Information shown >>
[START]
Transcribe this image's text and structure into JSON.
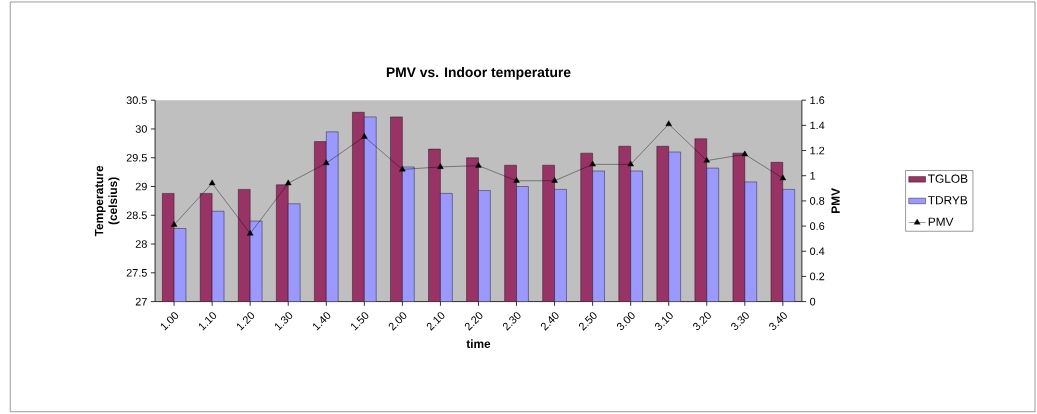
{
  "chart_data": {
    "type": "bar",
    "title": "PMV vs. Indoor temperature",
    "xlabel": "time",
    "ylabel": "Temperature (celsius)",
    "y2label": "PMV",
    "categories": [
      "1.00",
      "1.10",
      "1.20",
      "1.30",
      "1.40",
      "1.50",
      "2.00",
      "2.10",
      "2.20",
      "2.30",
      "2.40",
      "2.50",
      "3.00",
      "3.10",
      "3.20",
      "3.30",
      "3.40"
    ],
    "series": [
      {
        "name": "TGLOB",
        "color": "#993366",
        "values": [
          28.88,
          28.88,
          28.95,
          29.03,
          29.78,
          30.29,
          30.21,
          29.65,
          29.5,
          29.37,
          29.37,
          29.58,
          29.7,
          29.7,
          29.83,
          29.58,
          29.42
        ]
      },
      {
        "name": "TDRYB",
        "color": "#9999ff",
        "values": [
          28.27,
          28.57,
          28.4,
          28.7,
          29.95,
          30.21,
          29.34,
          28.88,
          28.93,
          29.0,
          28.95,
          29.27,
          29.27,
          29.6,
          29.32,
          29.08,
          28.95
        ]
      },
      {
        "name": "PMV",
        "type": "line",
        "axis": "y2",
        "color": "#000000",
        "marker": "triangle",
        "values": [
          0.61,
          0.94,
          0.54,
          0.94,
          1.1,
          1.31,
          1.05,
          1.07,
          1.08,
          0.96,
          0.96,
          1.09,
          1.09,
          1.41,
          1.12,
          1.17,
          0.98
        ]
      }
    ],
    "ylim": [
      27,
      30.5
    ],
    "yticks": [
      27,
      27.5,
      28,
      28.5,
      29,
      29.5,
      30,
      30.5
    ],
    "y2lim": [
      0,
      1.6
    ],
    "y2ticks": [
      0,
      0.2,
      0.4,
      0.6,
      0.8,
      1,
      1.2,
      1.4,
      1.6
    ],
    "legend": "right"
  }
}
[END]
Exercise brief >>
The data above needs to be retyped exactly, with the images left out.

Reply to the task >>
Transcribe this image's text and structure into JSON.
{
  "chart_data": {
    "type": "bar",
    "title": "PMV vs. Indoor temperature",
    "xlabel": "time",
    "ylabel": "Temperature (celsius)",
    "y2label": "PMV",
    "categories": [
      "1.00",
      "1.10",
      "1.20",
      "1.30",
      "1.40",
      "1.50",
      "2.00",
      "2.10",
      "2.20",
      "2.30",
      "2.40",
      "2.50",
      "3.00",
      "3.10",
      "3.20",
      "3.30",
      "3.40"
    ],
    "series": [
      {
        "name": "TGLOB",
        "color": "#993366",
        "values": [
          28.88,
          28.88,
          28.95,
          29.03,
          29.78,
          30.29,
          30.21,
          29.65,
          29.5,
          29.37,
          29.37,
          29.58,
          29.7,
          29.7,
          29.83,
          29.58,
          29.42
        ]
      },
      {
        "name": "TDRYB",
        "color": "#9999ff",
        "values": [
          28.27,
          28.57,
          28.4,
          28.7,
          29.95,
          30.21,
          29.34,
          28.88,
          28.93,
          29.0,
          28.95,
          29.27,
          29.27,
          29.6,
          29.32,
          29.08,
          28.95
        ]
      },
      {
        "name": "PMV",
        "type": "line",
        "axis": "y2",
        "color": "#000000",
        "marker": "triangle",
        "values": [
          0.61,
          0.94,
          0.54,
          0.94,
          1.1,
          1.31,
          1.05,
          1.07,
          1.08,
          0.96,
          0.96,
          1.09,
          1.09,
          1.41,
          1.12,
          1.17,
          0.98
        ]
      }
    ],
    "ylim": [
      27,
      30.5
    ],
    "yticks": [
      27,
      27.5,
      28,
      28.5,
      29,
      29.5,
      30,
      30.5
    ],
    "y2lim": [
      0,
      1.6
    ],
    "y2ticks": [
      0,
      0.2,
      0.4,
      0.6,
      0.8,
      1,
      1.2,
      1.4,
      1.6
    ],
    "legend": "right"
  }
}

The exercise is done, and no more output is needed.